§ **Aim**:
Looking through the listing, how many of its lines hold the word "происходит"? Answer with only the number.

Data items
--------------------------------

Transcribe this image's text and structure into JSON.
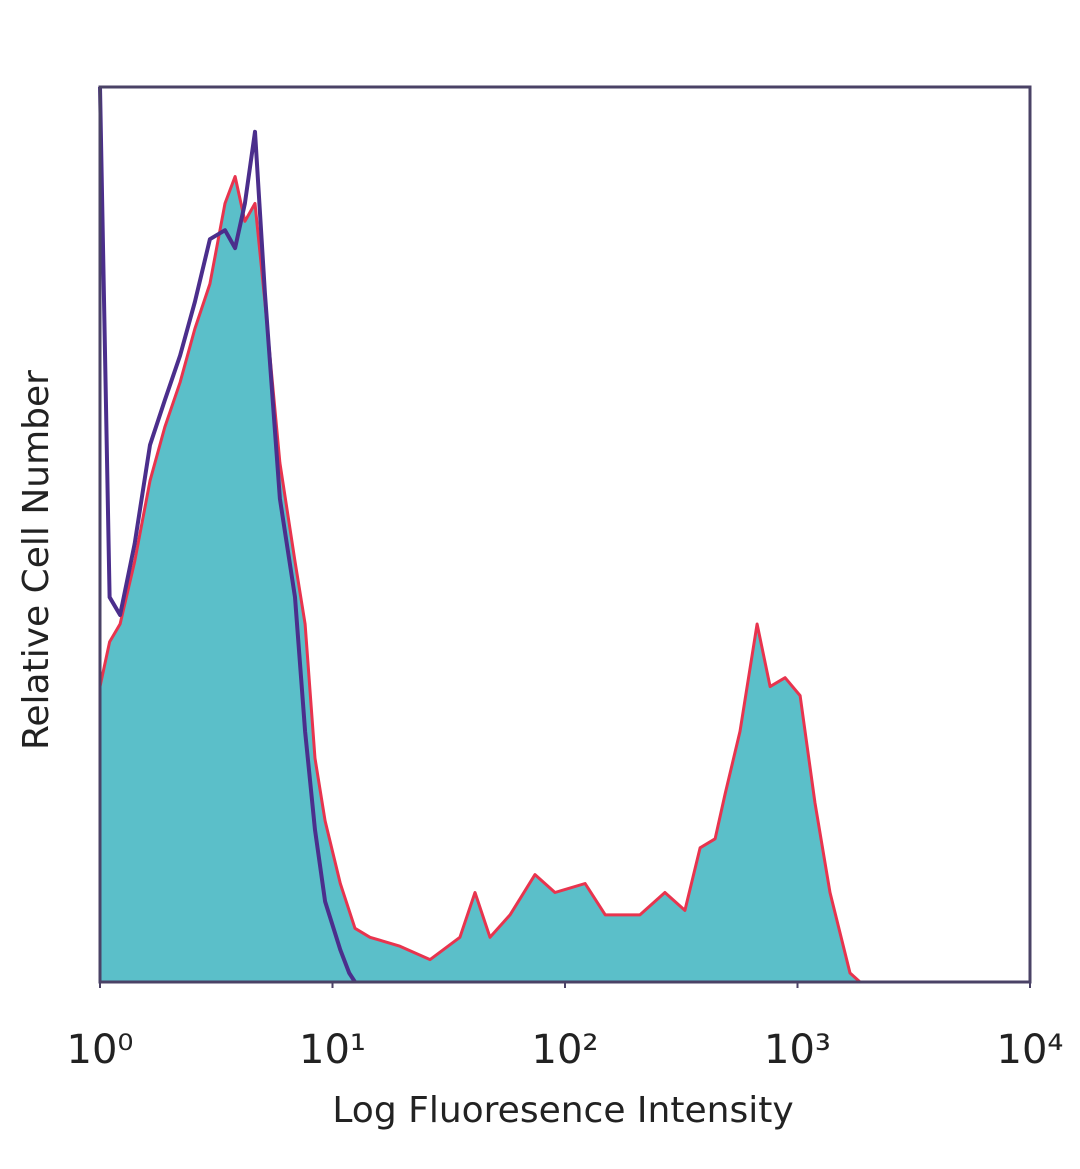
{
  "chart_data": {
    "type": "area",
    "x_label": "Log Fluoresence Intensity",
    "y_label": "Relative Cell Number",
    "x_scale": "log",
    "xlim": [
      1,
      10000
    ],
    "ylim": [
      0,
      100
    ],
    "xticks": [
      {
        "value": 1,
        "label": "10⁰"
      },
      {
        "value": 10,
        "label": "10¹"
      },
      {
        "value": 100,
        "label": "10²"
      },
      {
        "value": 1000,
        "label": "10³"
      },
      {
        "value": 10000,
        "label": "10⁴"
      }
    ],
    "frame_color": "#4a4266",
    "series": [
      {
        "color": "#5bbfc9",
        "line_color": "#e8344e",
        "filled": true,
        "x": [
          1,
          1.1,
          1.22,
          1.41,
          1.64,
          1.9,
          2.21,
          2.56,
          2.97,
          3.45,
          3.81,
          4.2,
          4.64,
          5.12,
          5.94,
          6.9,
          7.62,
          8.41,
          9.29,
          10.8,
          12.5,
          14.5,
          19.5,
          26.3,
          35.3,
          41,
          47.6,
          58,
          74.3,
          90.6,
          122,
          149,
          210,
          269,
          328,
          381,
          442,
          488,
          566,
          670,
          762,
          884,
          1026,
          1189,
          1380,
          1682,
          1857
        ],
        "values": [
          33,
          38,
          40,
          47,
          56,
          62,
          67,
          73,
          78,
          87,
          90,
          85,
          87,
          76,
          58,
          47,
          40,
          25,
          18,
          11,
          6,
          5,
          4,
          2.5,
          5,
          10,
          5,
          7.5,
          12,
          10,
          11,
          7.5,
          7.5,
          10,
          8,
          15,
          16,
          21,
          28,
          40,
          33,
          34,
          32,
          20,
          10,
          1,
          0
        ]
      },
      {
        "color": "#4b2e8c",
        "filled": false,
        "x": [
          1,
          1.1,
          1.22,
          1.41,
          1.64,
          1.9,
          2.21,
          2.56,
          2.97,
          3.45,
          3.81,
          4.2,
          4.64,
          5.12,
          5.94,
          6.9,
          7.62,
          8.41,
          9.29,
          10.8,
          11.8,
          12.5
        ],
        "values": [
          100,
          43,
          41,
          49,
          60,
          65,
          70,
          76,
          83,
          84,
          82,
          87,
          95,
          77,
          54,
          43,
          28,
          17,
          9,
          3.6,
          1,
          0
        ]
      }
    ]
  }
}
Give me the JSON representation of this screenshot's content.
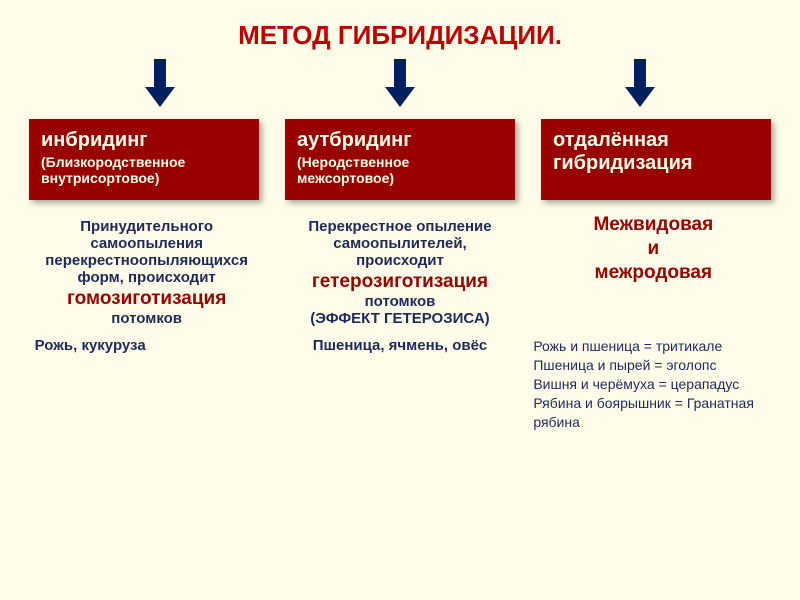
{
  "colors": {
    "background": "#fffde9",
    "title": "#c00000",
    "arrow": "#002060",
    "box_bg": "#990000",
    "box_text": "#fffde9",
    "desc_navy": "#1f2a5a",
    "desc_red": "#990000",
    "example_text": "#1f2a5a"
  },
  "fonts": {
    "title_size": 26,
    "box_title_size": 20,
    "box_sub_size": 14,
    "desc_size": 15,
    "desc_large": 19,
    "example_size": 15,
    "list_size": 14
  },
  "title": "МЕТОД ГИБРИДИЗАЦИИ.",
  "boxes": [
    {
      "title": "инбридинг",
      "sub": "(Близкородственное внутрисортовое)"
    },
    {
      "title": "аутбридинг",
      "sub": "(Неродственное межсортовое)"
    },
    {
      "title": "отдалённая гибридизация",
      "sub": ""
    }
  ],
  "descriptions": [
    {
      "lines": [
        {
          "text": "Принудительного",
          "color": "navy"
        },
        {
          "text": "самоопыления",
          "color": "navy"
        },
        {
          "text": "перекрестноопыляющихся",
          "color": "navy"
        },
        {
          "text": "форм, происходит",
          "color": "navy"
        },
        {
          "text": "гомозиготизация",
          "color": "red",
          "large": true
        },
        {
          "text": "потомков",
          "color": "navy"
        }
      ]
    },
    {
      "lines": [
        {
          "text": "Перекрестное опыление",
          "color": "navy"
        },
        {
          "text": "самоопылителей,",
          "color": "navy"
        },
        {
          "text": "происходит",
          "color": "navy"
        },
        {
          "text": "гетерозиготизация",
          "color": "red",
          "large": true
        },
        {
          "text": "потомков",
          "color": "navy"
        },
        {
          "text": "(ЭФФЕКТ ГЕТЕРОЗИСА)",
          "color": "navy"
        }
      ]
    },
    {
      "lines": [
        {
          "text": "Межвидовая",
          "color": "red",
          "large": true
        },
        {
          "text": "и",
          "color": "red",
          "large": true
        },
        {
          "text": "межродовая",
          "color": "red",
          "large": true
        }
      ]
    }
  ],
  "examples": {
    "col1": "Рожь, кукуруза",
    "col2": "Пшеница, ячмень, овёс",
    "col3_items": [
      "Рожь и пшеница = тритикале",
      "Пшеница и пырей = эголопс",
      "Вишня и черёмуха = церападус",
      "Рябина и боярышник = Гранатная рябина"
    ]
  }
}
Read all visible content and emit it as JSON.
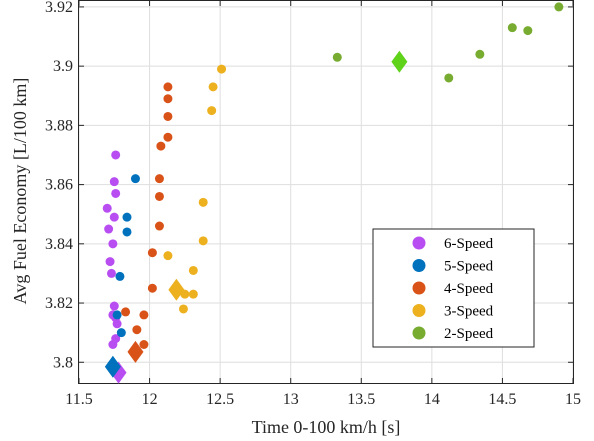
{
  "chart_data": {
    "type": "scatter",
    "title": "",
    "xlabel": "Time 0-100 km/h [s]",
    "ylabel": "Avg Fuel Economy [L/100 km]",
    "xlim": [
      11.5,
      15
    ],
    "ylim": [
      3.793,
      3.922
    ],
    "xticks": [
      11.5,
      12,
      12.5,
      13,
      13.5,
      14,
      14.5,
      15
    ],
    "xtick_labels": [
      "11.5",
      "12",
      "12.5",
      "13",
      "13.5",
      "14",
      "14.5",
      "15"
    ],
    "yticks": [
      3.8,
      3.82,
      3.84,
      3.86,
      3.88,
      3.9,
      3.92
    ],
    "ytick_labels": [
      "3.8",
      "3.82",
      "3.84",
      "3.86",
      "3.88",
      "3.9",
      "3.92"
    ],
    "grid": true,
    "legend_position": "bottom-right",
    "series": [
      {
        "name": "6-Speed",
        "color": "#b84ef2",
        "points": [
          [
            11.76,
            3.87
          ],
          [
            11.75,
            3.861
          ],
          [
            11.76,
            3.857
          ],
          [
            11.7,
            3.852
          ],
          [
            11.75,
            3.849
          ],
          [
            11.71,
            3.845
          ],
          [
            11.74,
            3.84
          ],
          [
            11.72,
            3.834
          ],
          [
            11.73,
            3.83
          ],
          [
            11.75,
            3.819
          ],
          [
            11.74,
            3.816
          ],
          [
            11.76,
            3.815
          ],
          [
            11.77,
            3.813
          ],
          [
            11.76,
            3.808
          ],
          [
            11.74,
            3.806
          ]
        ],
        "mean": [
          11.78,
          3.7965
        ]
      },
      {
        "name": "5-Speed",
        "color": "#0072bd",
        "points": [
          [
            11.9,
            3.862
          ],
          [
            11.84,
            3.849
          ],
          [
            11.84,
            3.844
          ],
          [
            11.79,
            3.829
          ],
          [
            11.77,
            3.816
          ],
          [
            11.8,
            3.81
          ]
        ],
        "mean": [
          11.74,
          3.7985
        ]
      },
      {
        "name": "4-Speed",
        "color": "#d95319",
        "points": [
          [
            12.13,
            3.893
          ],
          [
            12.13,
            3.889
          ],
          [
            12.13,
            3.883
          ],
          [
            12.13,
            3.876
          ],
          [
            12.08,
            3.873
          ],
          [
            12.07,
            3.862
          ],
          [
            12.07,
            3.856
          ],
          [
            12.07,
            3.846
          ],
          [
            12.02,
            3.837
          ],
          [
            12.02,
            3.825
          ],
          [
            11.83,
            3.817
          ],
          [
            11.96,
            3.816
          ],
          [
            11.91,
            3.811
          ],
          [
            11.96,
            3.806
          ]
        ],
        "mean": [
          11.9,
          3.8035
        ]
      },
      {
        "name": "3-Speed",
        "color": "#edb120",
        "points": [
          [
            12.51,
            3.899
          ],
          [
            12.45,
            3.893
          ],
          [
            12.44,
            3.885
          ],
          [
            12.38,
            3.854
          ],
          [
            12.38,
            3.841
          ],
          [
            12.13,
            3.836
          ],
          [
            12.31,
            3.831
          ],
          [
            12.25,
            3.823
          ],
          [
            12.31,
            3.823
          ],
          [
            12.24,
            3.818
          ]
        ],
        "mean": [
          12.19,
          3.8245
        ]
      },
      {
        "name": "2-Speed",
        "color": "#77ac30",
        "points": [
          [
            14.9,
            3.92
          ],
          [
            14.57,
            3.913
          ],
          [
            14.68,
            3.912
          ],
          [
            14.34,
            3.904
          ],
          [
            13.33,
            3.903
          ],
          [
            14.12,
            3.896
          ]
        ],
        "mean": [
          13.77,
          3.9015
        ],
        "mean_color": "#5fd21a"
      }
    ]
  }
}
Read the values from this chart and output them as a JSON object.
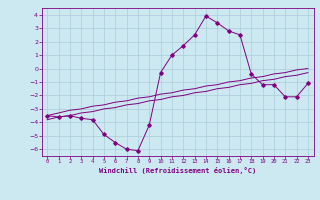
{
  "title": "",
  "xlabel": "Windchill (Refroidissement éolien,°C)",
  "x": [
    0,
    1,
    2,
    3,
    4,
    5,
    6,
    7,
    8,
    9,
    10,
    11,
    12,
    13,
    14,
    15,
    16,
    17,
    18,
    19,
    20,
    21,
    22,
    23
  ],
  "y_main": [
    -3.5,
    -3.6,
    -3.5,
    -3.7,
    -3.8,
    -4.9,
    -5.5,
    -6.0,
    -6.1,
    -4.2,
    -0.3,
    1.0,
    1.7,
    2.5,
    3.9,
    3.4,
    2.8,
    2.5,
    -0.4,
    -1.2,
    -1.2,
    -2.1,
    -2.1,
    -1.1
  ],
  "y_line1": [
    -3.5,
    -3.3,
    -3.1,
    -3.0,
    -2.8,
    -2.7,
    -2.5,
    -2.4,
    -2.2,
    -2.1,
    -1.9,
    -1.8,
    -1.6,
    -1.5,
    -1.3,
    -1.2,
    -1.0,
    -0.9,
    -0.7,
    -0.6,
    -0.4,
    -0.3,
    -0.1,
    0.0
  ],
  "y_line2": [
    -3.8,
    -3.6,
    -3.5,
    -3.3,
    -3.2,
    -3.0,
    -2.9,
    -2.7,
    -2.6,
    -2.4,
    -2.3,
    -2.1,
    -2.0,
    -1.8,
    -1.7,
    -1.5,
    -1.4,
    -1.2,
    -1.1,
    -0.9,
    -0.8,
    -0.6,
    -0.5,
    -0.3
  ],
  "line_color": "#800080",
  "bg_color": "#cce8f0",
  "grid_color": "#aacdd8",
  "ylim": [
    -6.5,
    4.5
  ],
  "yticks": [
    -6,
    -5,
    -4,
    -3,
    -2,
    -1,
    0,
    1,
    2,
    3,
    4
  ],
  "xlim": [
    -0.5,
    23.5
  ],
  "xticks": [
    0,
    1,
    2,
    3,
    4,
    5,
    6,
    7,
    8,
    9,
    10,
    11,
    12,
    13,
    14,
    15,
    16,
    17,
    18,
    19,
    20,
    21,
    22,
    23
  ]
}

--------------------------------

§ **Answer to this task**:
2